**Requirement**
From the entries below, count every line that contains the word "Guadeloupe". Please give the number and nothing else.

**Source data**
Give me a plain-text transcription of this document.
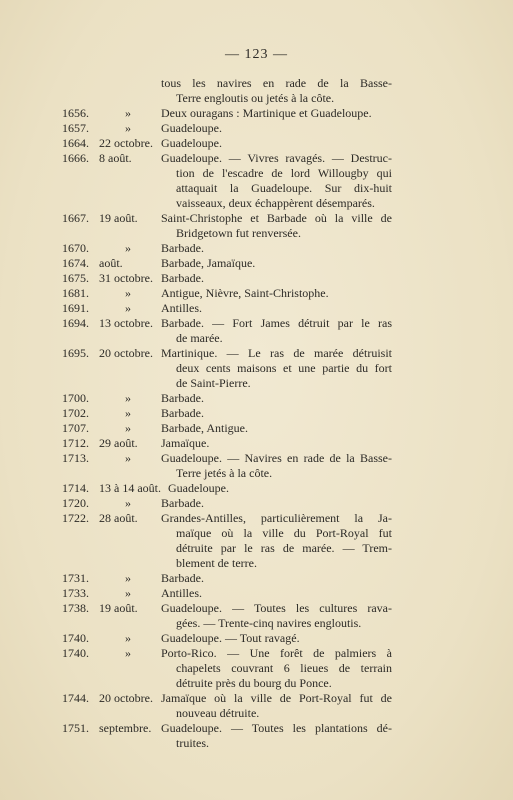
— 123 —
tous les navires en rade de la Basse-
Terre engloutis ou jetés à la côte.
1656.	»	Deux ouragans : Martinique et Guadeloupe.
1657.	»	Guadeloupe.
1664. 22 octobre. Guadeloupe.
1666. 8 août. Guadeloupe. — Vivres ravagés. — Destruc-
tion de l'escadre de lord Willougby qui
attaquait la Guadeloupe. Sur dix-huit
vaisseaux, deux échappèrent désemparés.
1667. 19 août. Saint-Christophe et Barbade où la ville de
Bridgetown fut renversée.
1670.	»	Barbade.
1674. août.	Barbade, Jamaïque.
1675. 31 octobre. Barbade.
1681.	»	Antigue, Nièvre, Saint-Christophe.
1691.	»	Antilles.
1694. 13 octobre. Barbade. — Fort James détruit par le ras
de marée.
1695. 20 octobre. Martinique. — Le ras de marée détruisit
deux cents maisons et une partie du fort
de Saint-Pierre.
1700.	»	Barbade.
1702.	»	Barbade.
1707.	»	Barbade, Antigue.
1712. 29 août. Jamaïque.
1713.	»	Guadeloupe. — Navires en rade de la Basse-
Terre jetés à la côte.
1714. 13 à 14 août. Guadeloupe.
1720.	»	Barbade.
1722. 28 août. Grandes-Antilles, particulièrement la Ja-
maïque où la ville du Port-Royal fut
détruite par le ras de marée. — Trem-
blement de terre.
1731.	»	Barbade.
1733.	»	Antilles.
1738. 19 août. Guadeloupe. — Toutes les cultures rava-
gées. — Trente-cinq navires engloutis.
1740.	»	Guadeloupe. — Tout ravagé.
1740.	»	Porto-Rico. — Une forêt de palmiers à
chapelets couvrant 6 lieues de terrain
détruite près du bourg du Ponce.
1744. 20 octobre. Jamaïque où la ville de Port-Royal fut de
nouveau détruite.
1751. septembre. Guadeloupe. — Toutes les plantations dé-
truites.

==

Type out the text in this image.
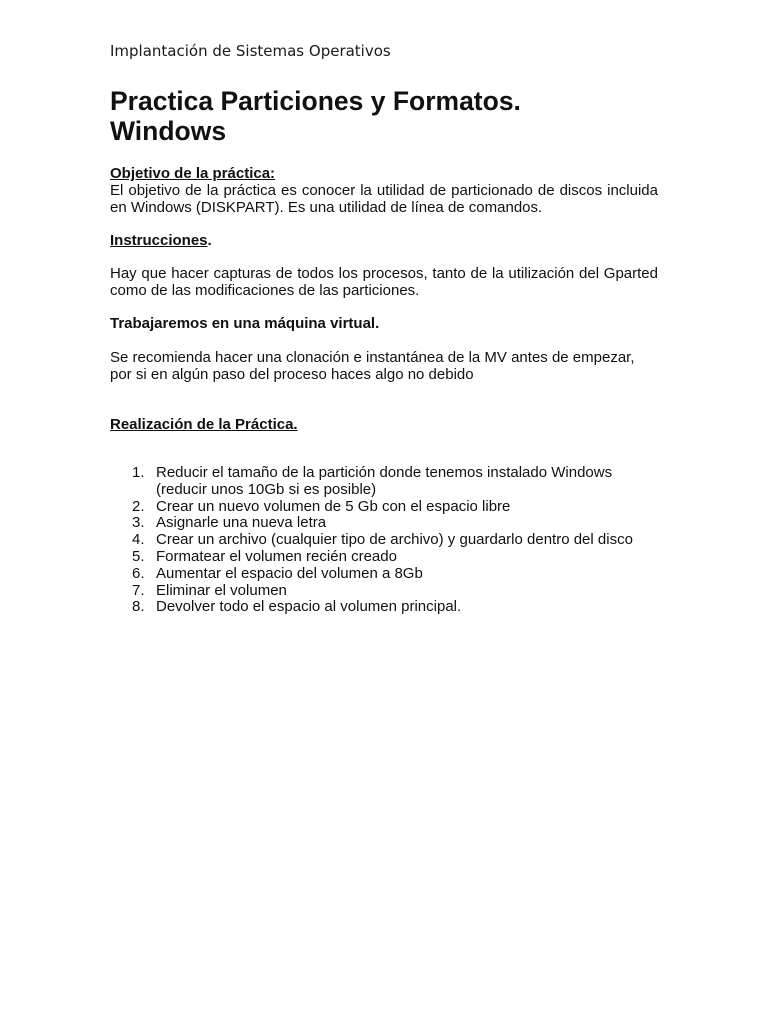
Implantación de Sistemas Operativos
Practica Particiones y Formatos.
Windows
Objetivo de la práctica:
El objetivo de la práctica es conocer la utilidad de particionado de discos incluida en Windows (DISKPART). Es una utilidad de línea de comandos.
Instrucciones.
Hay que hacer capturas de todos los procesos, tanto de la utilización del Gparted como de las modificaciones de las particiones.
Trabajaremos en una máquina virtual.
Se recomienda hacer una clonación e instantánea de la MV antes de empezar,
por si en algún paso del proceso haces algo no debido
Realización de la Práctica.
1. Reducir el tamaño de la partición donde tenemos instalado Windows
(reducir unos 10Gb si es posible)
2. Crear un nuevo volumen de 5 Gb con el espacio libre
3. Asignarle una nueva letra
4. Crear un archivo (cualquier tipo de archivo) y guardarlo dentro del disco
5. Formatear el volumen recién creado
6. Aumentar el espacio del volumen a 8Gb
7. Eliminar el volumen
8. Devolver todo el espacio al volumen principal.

**Task response**
10